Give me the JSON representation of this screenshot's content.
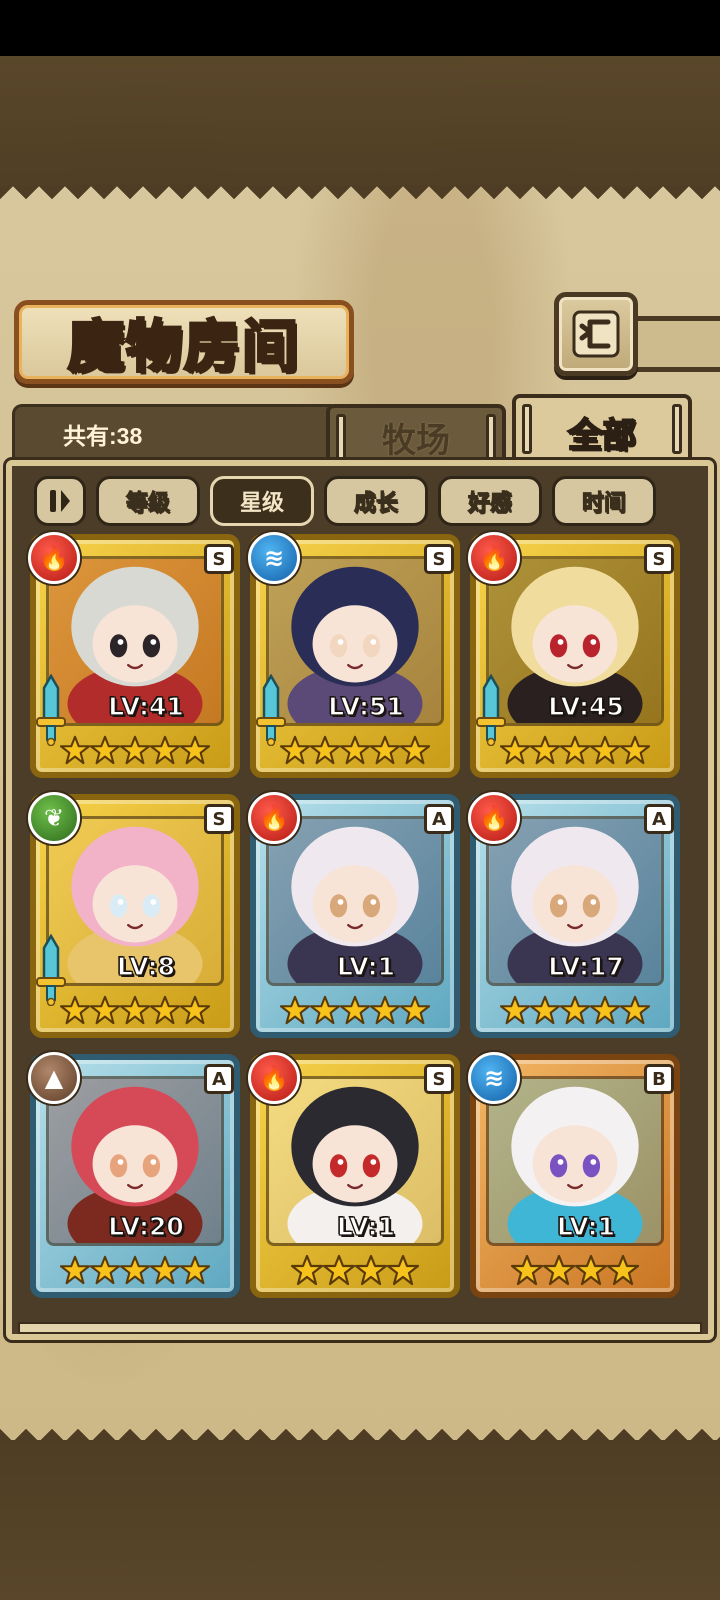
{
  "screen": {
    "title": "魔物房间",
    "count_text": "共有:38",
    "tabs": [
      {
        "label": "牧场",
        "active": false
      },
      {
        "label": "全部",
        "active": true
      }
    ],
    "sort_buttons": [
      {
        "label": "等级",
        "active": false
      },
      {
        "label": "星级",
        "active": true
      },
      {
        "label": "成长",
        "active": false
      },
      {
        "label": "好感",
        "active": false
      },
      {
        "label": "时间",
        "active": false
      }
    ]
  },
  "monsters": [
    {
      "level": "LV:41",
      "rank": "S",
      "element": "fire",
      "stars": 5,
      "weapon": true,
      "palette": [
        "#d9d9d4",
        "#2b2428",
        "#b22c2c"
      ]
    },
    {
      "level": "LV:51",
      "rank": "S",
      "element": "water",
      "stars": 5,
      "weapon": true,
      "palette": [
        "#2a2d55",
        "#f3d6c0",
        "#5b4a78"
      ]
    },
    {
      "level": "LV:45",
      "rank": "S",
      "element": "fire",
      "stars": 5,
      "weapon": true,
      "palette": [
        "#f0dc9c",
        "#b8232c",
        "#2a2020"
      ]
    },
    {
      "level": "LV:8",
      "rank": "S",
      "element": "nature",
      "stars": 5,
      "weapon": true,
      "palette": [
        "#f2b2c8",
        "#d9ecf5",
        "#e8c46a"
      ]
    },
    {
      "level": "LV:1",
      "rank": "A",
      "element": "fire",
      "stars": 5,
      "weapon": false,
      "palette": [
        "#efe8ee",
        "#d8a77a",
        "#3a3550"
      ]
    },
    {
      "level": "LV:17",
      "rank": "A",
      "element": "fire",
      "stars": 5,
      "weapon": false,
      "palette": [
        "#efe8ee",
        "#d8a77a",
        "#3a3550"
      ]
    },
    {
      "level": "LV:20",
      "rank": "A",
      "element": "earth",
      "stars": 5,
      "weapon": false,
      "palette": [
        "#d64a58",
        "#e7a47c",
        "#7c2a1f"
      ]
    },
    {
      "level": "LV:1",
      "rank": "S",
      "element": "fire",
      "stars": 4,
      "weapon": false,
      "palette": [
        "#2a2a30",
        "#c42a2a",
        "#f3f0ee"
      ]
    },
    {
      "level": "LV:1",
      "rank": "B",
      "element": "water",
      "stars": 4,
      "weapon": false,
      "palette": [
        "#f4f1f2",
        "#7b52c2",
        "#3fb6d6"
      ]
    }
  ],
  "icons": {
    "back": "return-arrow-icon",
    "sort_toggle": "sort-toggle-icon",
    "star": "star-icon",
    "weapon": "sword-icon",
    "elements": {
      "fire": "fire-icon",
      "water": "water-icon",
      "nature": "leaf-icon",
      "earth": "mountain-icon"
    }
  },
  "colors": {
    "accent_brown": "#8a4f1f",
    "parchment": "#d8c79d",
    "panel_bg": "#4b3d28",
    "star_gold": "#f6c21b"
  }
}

#####

Task: Copy out every line with the word "label".

Completed task:
        "label": "牧场",
        "label": "全部",
        "label": "等级",
        "label": "星级",
        "label": "成长",
        "label": "好感",
        "label": "时间",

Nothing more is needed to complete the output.